[Items from a data source]
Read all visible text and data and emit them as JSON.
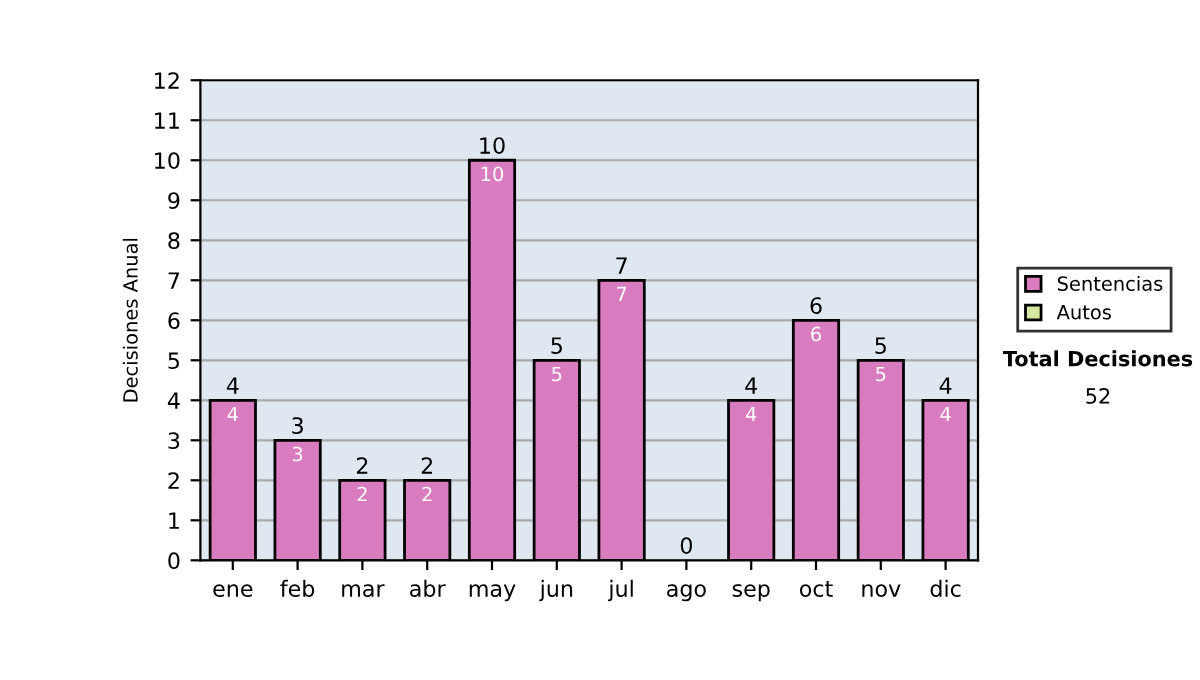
{
  "chart_data": {
    "type": "bar",
    "stacked": true,
    "ylabel": "Decisiones Anual",
    "categories": [
      "ene",
      "feb",
      "mar",
      "abr",
      "may",
      "jun",
      "jul",
      "ago",
      "sep",
      "oct",
      "nov",
      "dic"
    ],
    "series": [
      {
        "name": "Sentencias",
        "color": "#d87cbf",
        "values": [
          4,
          3,
          2,
          2,
          10,
          5,
          7,
          0,
          4,
          6,
          5,
          4
        ],
        "value_labels": [
          "4",
          "3",
          "2",
          "2",
          "10",
          "5",
          "7",
          null,
          "4",
          "6",
          "5",
          "4"
        ]
      },
      {
        "name": "Autos",
        "color": "#d4e8a0",
        "values": [
          0,
          0,
          0,
          0,
          0,
          0,
          0,
          0,
          0,
          0,
          0,
          0
        ]
      }
    ],
    "totals": [
      "4",
      "3",
      "2",
      "2",
      "10",
      "5",
      "7",
      "0",
      "4",
      "6",
      "5",
      "4"
    ],
    "ylim": [
      0,
      12
    ],
    "yticks": [
      0,
      1,
      2,
      3,
      4,
      5,
      6,
      7,
      8,
      9,
      10,
      11,
      12
    ],
    "grid": "y",
    "legend": "right",
    "annotations": [
      "Total Decisiones",
      "52"
    ]
  }
}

TASK OBJECTIVE
Return all of the data exactly as written, and drop the pictures.

EXPECTED ANSWER
Read all visible text and data and emit them as JSON.
{
  "chart_data": {
    "type": "bar",
    "stacked": true,
    "ylabel": "Decisiones Anual",
    "categories": [
      "ene",
      "feb",
      "mar",
      "abr",
      "may",
      "jun",
      "jul",
      "ago",
      "sep",
      "oct",
      "nov",
      "dic"
    ],
    "series": [
      {
        "name": "Sentencias",
        "color": "#d87cbf",
        "values": [
          4,
          3,
          2,
          2,
          10,
          5,
          7,
          0,
          4,
          6,
          5,
          4
        ],
        "value_labels": [
          "4",
          "3",
          "2",
          "2",
          "10",
          "5",
          "7",
          null,
          "4",
          "6",
          "5",
          "4"
        ]
      },
      {
        "name": "Autos",
        "color": "#d4e8a0",
        "values": [
          0,
          0,
          0,
          0,
          0,
          0,
          0,
          0,
          0,
          0,
          0,
          0
        ]
      }
    ],
    "totals": [
      "4",
      "3",
      "2",
      "2",
      "10",
      "5",
      "7",
      "0",
      "4",
      "6",
      "5",
      "4"
    ],
    "ylim": [
      0,
      12
    ],
    "yticks": [
      0,
      1,
      2,
      3,
      4,
      5,
      6,
      7,
      8,
      9,
      10,
      11,
      12
    ],
    "grid": "y",
    "legend": "right",
    "annotations": [
      "Total Decisiones",
      "52"
    ]
  }
}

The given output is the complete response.